— begin Material for this task —

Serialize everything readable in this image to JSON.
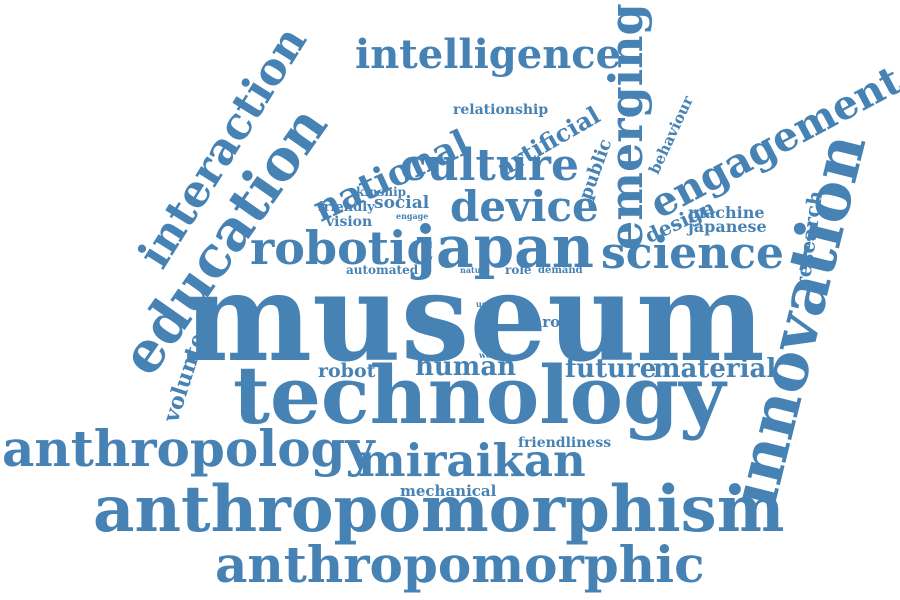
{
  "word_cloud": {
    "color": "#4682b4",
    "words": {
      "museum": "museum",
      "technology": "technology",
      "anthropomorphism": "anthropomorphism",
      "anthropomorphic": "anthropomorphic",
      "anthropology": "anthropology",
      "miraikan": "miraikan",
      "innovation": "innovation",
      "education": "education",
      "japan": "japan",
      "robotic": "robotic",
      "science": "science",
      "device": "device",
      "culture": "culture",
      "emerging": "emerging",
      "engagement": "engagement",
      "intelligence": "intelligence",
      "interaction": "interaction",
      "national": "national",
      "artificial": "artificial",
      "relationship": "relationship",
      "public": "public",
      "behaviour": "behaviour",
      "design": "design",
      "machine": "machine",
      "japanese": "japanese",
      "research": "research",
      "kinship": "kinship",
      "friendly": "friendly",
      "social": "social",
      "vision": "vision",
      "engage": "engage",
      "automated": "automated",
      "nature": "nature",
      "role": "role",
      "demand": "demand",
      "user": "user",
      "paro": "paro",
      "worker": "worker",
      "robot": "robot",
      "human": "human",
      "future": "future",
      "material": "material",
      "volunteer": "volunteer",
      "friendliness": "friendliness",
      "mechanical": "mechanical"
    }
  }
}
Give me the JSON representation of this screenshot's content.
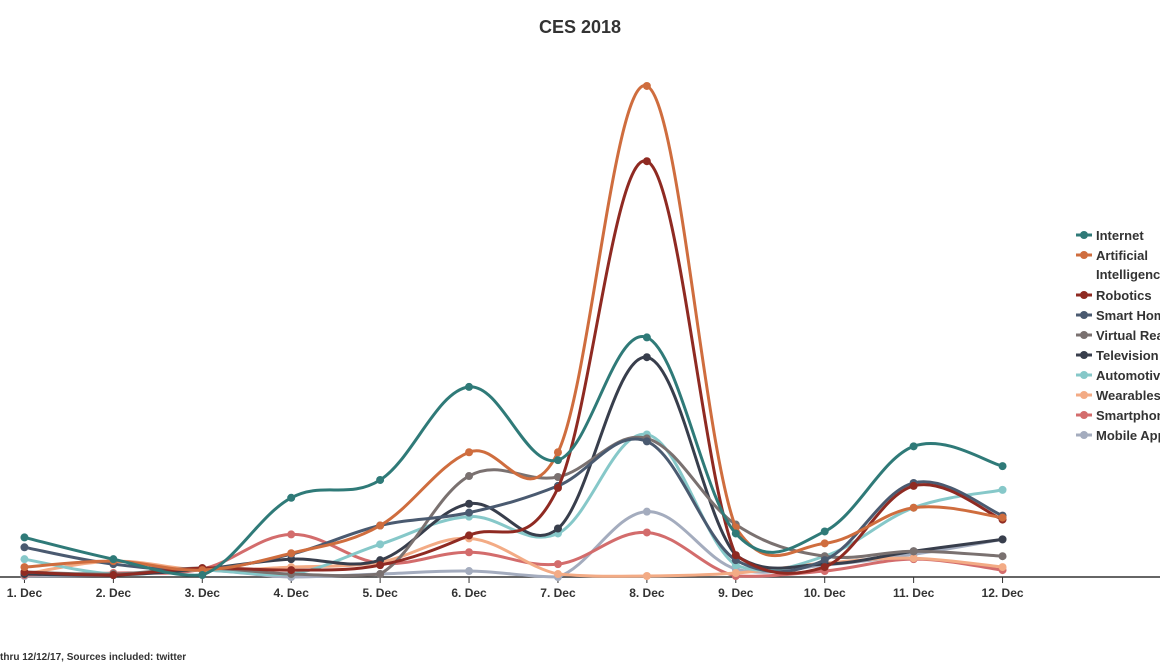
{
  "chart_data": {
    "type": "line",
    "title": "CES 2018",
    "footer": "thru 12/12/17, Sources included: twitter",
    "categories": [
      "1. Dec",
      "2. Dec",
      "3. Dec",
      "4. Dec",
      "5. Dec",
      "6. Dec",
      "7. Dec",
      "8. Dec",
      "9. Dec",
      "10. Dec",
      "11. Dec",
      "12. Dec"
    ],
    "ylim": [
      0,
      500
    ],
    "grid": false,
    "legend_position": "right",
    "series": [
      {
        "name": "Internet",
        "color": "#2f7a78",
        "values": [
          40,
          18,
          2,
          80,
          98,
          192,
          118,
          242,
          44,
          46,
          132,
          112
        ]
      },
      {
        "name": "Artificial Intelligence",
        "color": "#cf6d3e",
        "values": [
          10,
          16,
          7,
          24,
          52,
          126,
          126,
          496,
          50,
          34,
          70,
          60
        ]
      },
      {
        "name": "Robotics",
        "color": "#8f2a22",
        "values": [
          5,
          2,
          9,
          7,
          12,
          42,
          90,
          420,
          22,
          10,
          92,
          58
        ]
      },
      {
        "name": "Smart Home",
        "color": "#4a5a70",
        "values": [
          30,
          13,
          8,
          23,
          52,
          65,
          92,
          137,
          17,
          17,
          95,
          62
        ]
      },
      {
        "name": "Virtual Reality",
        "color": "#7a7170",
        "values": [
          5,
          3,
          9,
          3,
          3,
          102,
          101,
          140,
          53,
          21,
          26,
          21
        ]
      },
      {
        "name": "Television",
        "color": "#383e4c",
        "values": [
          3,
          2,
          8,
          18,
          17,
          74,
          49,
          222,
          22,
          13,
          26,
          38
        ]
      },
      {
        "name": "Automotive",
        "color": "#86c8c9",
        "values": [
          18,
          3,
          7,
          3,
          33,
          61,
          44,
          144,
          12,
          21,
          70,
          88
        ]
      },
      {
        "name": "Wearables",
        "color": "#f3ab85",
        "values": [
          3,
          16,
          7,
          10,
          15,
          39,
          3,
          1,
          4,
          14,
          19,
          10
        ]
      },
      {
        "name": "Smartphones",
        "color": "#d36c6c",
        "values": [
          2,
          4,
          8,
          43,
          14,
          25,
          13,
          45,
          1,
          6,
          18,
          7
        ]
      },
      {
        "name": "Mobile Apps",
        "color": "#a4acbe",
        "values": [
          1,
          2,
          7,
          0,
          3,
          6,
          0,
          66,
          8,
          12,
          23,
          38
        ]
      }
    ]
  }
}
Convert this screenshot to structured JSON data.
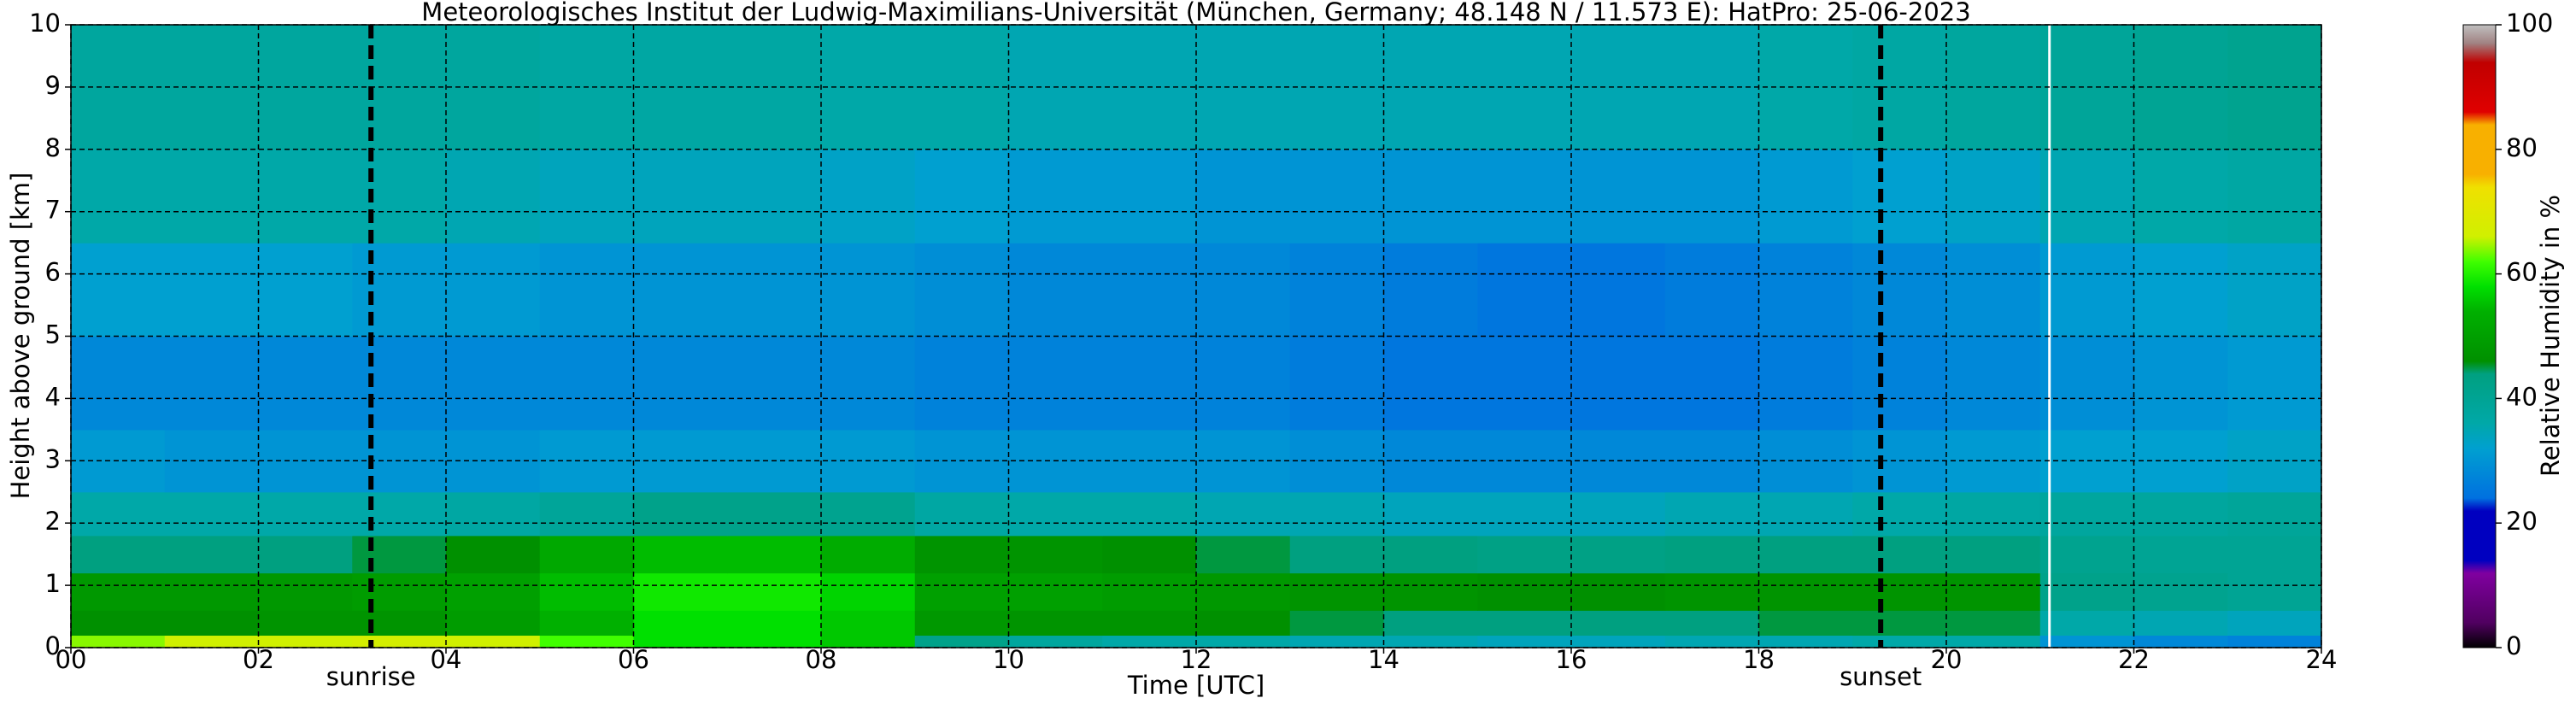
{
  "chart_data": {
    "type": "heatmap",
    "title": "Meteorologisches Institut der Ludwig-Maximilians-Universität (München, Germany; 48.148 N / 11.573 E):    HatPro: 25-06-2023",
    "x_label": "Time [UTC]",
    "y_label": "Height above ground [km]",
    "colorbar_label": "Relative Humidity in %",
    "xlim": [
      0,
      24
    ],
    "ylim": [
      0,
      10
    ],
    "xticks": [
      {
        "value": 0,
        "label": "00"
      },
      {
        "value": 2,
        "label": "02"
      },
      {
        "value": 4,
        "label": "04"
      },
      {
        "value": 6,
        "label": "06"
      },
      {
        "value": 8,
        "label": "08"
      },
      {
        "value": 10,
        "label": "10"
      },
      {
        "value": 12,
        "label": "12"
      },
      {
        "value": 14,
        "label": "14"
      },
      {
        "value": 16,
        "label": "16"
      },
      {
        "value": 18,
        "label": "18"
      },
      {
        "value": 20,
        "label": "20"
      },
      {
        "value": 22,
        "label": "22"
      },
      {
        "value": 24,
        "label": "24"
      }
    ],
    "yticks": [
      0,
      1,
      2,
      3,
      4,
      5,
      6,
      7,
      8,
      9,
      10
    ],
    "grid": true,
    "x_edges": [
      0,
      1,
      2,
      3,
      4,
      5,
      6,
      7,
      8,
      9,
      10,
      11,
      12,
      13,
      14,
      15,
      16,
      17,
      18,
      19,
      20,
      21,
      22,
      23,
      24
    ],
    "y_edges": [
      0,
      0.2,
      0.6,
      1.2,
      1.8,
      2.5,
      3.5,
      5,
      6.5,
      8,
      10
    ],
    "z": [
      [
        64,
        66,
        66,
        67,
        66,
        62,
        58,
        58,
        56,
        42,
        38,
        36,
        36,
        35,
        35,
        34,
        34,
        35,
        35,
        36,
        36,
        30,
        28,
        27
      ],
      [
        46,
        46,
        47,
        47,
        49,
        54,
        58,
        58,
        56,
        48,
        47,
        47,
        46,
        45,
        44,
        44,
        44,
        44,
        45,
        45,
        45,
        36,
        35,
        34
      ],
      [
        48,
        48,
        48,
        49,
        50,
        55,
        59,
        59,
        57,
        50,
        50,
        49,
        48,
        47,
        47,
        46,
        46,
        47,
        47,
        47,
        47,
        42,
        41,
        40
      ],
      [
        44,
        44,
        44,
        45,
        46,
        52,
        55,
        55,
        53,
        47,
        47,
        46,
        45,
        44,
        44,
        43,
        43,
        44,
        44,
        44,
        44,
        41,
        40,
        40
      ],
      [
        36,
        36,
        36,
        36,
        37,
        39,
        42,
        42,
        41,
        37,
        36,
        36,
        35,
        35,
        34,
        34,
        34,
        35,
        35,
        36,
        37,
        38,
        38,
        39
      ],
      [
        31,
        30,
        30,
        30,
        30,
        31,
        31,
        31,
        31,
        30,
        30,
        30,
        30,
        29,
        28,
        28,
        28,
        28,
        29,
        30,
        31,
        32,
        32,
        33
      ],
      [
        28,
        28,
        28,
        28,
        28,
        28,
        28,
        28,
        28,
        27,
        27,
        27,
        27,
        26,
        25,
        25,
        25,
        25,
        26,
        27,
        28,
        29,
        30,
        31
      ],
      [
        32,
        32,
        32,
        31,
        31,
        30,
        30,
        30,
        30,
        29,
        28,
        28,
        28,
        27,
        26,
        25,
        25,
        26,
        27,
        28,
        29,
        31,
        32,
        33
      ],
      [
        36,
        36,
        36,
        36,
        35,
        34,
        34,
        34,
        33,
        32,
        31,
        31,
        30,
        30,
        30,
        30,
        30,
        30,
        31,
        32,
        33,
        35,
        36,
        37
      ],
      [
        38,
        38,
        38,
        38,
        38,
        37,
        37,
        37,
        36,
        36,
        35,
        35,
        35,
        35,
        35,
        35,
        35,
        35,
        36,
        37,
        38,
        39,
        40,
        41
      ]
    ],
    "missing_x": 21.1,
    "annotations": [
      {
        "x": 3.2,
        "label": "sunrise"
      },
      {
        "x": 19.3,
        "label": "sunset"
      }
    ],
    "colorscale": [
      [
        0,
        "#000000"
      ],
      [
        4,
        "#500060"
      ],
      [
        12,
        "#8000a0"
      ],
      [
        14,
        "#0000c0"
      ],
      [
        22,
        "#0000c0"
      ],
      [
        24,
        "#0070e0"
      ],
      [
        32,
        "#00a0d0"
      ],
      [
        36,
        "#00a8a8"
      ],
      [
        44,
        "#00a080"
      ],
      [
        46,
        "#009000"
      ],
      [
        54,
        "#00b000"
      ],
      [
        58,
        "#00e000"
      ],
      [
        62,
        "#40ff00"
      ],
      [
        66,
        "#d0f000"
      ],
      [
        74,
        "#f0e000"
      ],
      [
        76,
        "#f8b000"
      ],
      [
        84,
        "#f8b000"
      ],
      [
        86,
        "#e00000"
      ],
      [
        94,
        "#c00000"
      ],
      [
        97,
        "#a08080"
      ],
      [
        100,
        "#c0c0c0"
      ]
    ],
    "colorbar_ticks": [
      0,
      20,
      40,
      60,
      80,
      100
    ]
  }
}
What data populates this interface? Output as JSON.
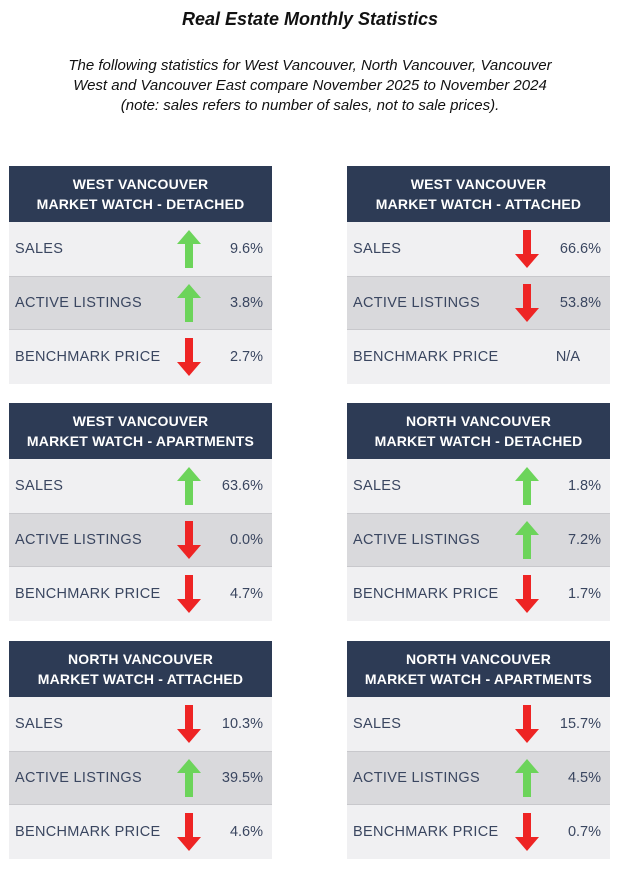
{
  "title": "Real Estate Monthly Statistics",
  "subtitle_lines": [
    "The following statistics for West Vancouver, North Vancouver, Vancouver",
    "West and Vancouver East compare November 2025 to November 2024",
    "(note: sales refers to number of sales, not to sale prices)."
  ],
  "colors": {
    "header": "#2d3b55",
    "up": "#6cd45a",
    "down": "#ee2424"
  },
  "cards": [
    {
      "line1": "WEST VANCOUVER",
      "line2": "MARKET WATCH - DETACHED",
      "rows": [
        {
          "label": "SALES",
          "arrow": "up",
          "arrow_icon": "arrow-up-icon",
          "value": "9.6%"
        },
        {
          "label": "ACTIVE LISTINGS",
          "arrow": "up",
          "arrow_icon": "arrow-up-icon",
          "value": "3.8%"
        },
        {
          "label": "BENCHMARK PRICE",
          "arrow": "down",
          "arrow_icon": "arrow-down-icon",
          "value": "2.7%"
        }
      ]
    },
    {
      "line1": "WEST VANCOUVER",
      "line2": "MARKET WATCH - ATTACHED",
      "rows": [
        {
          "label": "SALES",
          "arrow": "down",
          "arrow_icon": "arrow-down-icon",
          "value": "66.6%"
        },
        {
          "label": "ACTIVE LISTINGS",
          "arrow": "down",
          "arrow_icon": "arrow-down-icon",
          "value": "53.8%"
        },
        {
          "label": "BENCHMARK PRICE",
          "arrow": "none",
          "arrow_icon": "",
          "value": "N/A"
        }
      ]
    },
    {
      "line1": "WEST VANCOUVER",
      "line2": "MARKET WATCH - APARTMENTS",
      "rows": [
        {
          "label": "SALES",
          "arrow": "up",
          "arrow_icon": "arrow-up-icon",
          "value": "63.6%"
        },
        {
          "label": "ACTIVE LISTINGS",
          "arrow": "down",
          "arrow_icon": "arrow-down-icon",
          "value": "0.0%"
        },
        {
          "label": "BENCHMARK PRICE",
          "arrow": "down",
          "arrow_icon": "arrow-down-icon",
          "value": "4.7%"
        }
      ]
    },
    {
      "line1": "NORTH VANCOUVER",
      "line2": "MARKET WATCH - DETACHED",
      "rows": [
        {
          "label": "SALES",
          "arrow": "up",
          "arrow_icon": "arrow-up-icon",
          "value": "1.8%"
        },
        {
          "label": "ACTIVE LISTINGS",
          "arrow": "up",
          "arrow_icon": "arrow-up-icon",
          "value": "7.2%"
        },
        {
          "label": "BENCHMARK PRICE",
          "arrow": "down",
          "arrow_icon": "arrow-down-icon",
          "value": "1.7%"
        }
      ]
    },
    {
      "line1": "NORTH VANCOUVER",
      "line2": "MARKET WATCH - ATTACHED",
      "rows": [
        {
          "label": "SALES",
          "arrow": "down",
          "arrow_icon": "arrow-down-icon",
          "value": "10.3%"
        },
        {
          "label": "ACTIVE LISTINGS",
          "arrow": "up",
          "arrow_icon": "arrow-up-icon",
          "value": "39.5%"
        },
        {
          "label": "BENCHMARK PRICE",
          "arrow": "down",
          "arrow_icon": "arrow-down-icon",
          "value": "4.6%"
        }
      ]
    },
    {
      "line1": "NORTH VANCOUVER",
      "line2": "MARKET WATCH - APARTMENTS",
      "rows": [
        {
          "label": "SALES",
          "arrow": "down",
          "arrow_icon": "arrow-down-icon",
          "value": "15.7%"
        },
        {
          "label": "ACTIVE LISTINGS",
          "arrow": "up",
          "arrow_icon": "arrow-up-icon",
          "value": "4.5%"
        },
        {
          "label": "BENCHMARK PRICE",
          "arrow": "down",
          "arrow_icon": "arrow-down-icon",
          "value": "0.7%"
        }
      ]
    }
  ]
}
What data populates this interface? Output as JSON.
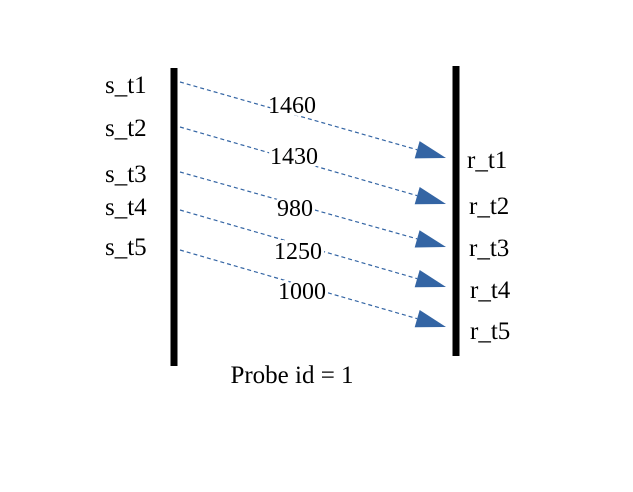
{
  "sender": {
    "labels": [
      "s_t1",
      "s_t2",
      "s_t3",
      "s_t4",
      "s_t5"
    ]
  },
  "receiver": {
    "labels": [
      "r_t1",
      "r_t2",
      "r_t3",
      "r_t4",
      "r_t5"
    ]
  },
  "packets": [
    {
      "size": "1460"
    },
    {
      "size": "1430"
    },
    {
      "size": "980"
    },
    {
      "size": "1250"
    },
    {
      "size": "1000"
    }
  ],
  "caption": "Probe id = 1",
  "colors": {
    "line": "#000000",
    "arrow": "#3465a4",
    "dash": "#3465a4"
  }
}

— end Material for this task —

» **Task to complete**
How many lines in the records above contain the word "name"? Reply with the number alone.

» **Answer**
10